Retype the records below exactly as they appear.

(Entries taken from a collection)
○ ○ ○

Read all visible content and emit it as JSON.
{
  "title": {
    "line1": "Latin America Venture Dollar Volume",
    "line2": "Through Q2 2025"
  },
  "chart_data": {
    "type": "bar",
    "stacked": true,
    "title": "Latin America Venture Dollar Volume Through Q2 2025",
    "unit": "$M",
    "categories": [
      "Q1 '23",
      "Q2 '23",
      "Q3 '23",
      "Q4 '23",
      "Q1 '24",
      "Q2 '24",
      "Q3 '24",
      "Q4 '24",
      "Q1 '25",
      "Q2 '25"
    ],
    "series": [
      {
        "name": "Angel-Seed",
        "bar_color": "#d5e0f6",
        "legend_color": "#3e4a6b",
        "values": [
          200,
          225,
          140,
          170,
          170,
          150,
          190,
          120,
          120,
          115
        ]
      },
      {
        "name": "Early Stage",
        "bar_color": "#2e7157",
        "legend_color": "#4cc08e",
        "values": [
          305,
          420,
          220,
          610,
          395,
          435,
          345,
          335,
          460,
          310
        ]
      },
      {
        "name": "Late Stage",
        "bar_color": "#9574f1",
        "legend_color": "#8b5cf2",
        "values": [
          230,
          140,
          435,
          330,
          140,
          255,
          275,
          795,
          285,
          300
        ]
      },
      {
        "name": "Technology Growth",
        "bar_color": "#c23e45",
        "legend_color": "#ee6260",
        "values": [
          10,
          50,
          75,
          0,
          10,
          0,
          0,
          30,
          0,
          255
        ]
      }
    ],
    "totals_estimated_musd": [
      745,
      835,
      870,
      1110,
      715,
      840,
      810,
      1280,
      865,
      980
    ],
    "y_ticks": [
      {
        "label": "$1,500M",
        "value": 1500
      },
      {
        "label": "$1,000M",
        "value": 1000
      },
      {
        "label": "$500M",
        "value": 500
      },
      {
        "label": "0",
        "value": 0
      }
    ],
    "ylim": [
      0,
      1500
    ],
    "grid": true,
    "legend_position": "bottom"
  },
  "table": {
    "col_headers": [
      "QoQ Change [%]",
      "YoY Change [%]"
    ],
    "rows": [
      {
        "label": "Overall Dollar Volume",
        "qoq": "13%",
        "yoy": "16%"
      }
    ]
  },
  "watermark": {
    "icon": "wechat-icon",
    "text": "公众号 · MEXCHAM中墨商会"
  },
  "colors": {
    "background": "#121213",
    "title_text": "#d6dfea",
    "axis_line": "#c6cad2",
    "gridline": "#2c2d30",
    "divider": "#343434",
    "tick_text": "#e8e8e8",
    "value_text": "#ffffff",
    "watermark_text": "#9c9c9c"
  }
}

○ ○ ○

§ Right answer
Read all visible content and emit it as JSON.
{
  "title": {
    "line1": "Latin America Venture Dollar Volume",
    "line2": "Through Q2 2025"
  },
  "chart_data": {
    "type": "bar",
    "stacked": true,
    "title": "Latin America Venture Dollar Volume Through Q2 2025",
    "unit": "$M",
    "categories": [
      "Q1 '23",
      "Q2 '23",
      "Q3 '23",
      "Q4 '23",
      "Q1 '24",
      "Q2 '24",
      "Q3 '24",
      "Q4 '24",
      "Q1 '25",
      "Q2 '25"
    ],
    "series": [
      {
        "name": "Angel-Seed",
        "bar_color": "#d5e0f6",
        "legend_color": "#3e4a6b",
        "values": [
          200,
          225,
          140,
          170,
          170,
          150,
          190,
          120,
          120,
          115
        ]
      },
      {
        "name": "Early Stage",
        "bar_color": "#2e7157",
        "legend_color": "#4cc08e",
        "values": [
          305,
          420,
          220,
          610,
          395,
          435,
          345,
          335,
          460,
          310
        ]
      },
      {
        "name": "Late Stage",
        "bar_color": "#9574f1",
        "legend_color": "#8b5cf2",
        "values": [
          230,
          140,
          435,
          330,
          140,
          255,
          275,
          795,
          285,
          300
        ]
      },
      {
        "name": "Technology Growth",
        "bar_color": "#c23e45",
        "legend_color": "#ee6260",
        "values": [
          10,
          50,
          75,
          0,
          10,
          0,
          0,
          30,
          0,
          255
        ]
      }
    ],
    "totals_estimated_musd": [
      745,
      835,
      870,
      1110,
      715,
      840,
      810,
      1280,
      865,
      980
    ],
    "y_ticks": [
      {
        "label": "$1,500M",
        "value": 1500
      },
      {
        "label": "$1,000M",
        "value": 1000
      },
      {
        "label": "$500M",
        "value": 500
      },
      {
        "label": "0",
        "value": 0
      }
    ],
    "ylim": [
      0,
      1500
    ],
    "grid": true,
    "legend_position": "bottom"
  },
  "table": {
    "col_headers": [
      "QoQ Change [%]",
      "YoY Change [%]"
    ],
    "rows": [
      {
        "label": "Overall Dollar Volume",
        "qoq": "13%",
        "yoy": "16%"
      }
    ]
  },
  "watermark": {
    "icon": "wechat-icon",
    "text": "公众号 · MEXCHAM中墨商会"
  },
  "colors": {
    "background": "#121213",
    "title_text": "#d6dfea",
    "axis_line": "#c6cad2",
    "gridline": "#2c2d30",
    "divider": "#343434",
    "tick_text": "#e8e8e8",
    "value_text": "#ffffff",
    "watermark_text": "#9c9c9c"
  }
}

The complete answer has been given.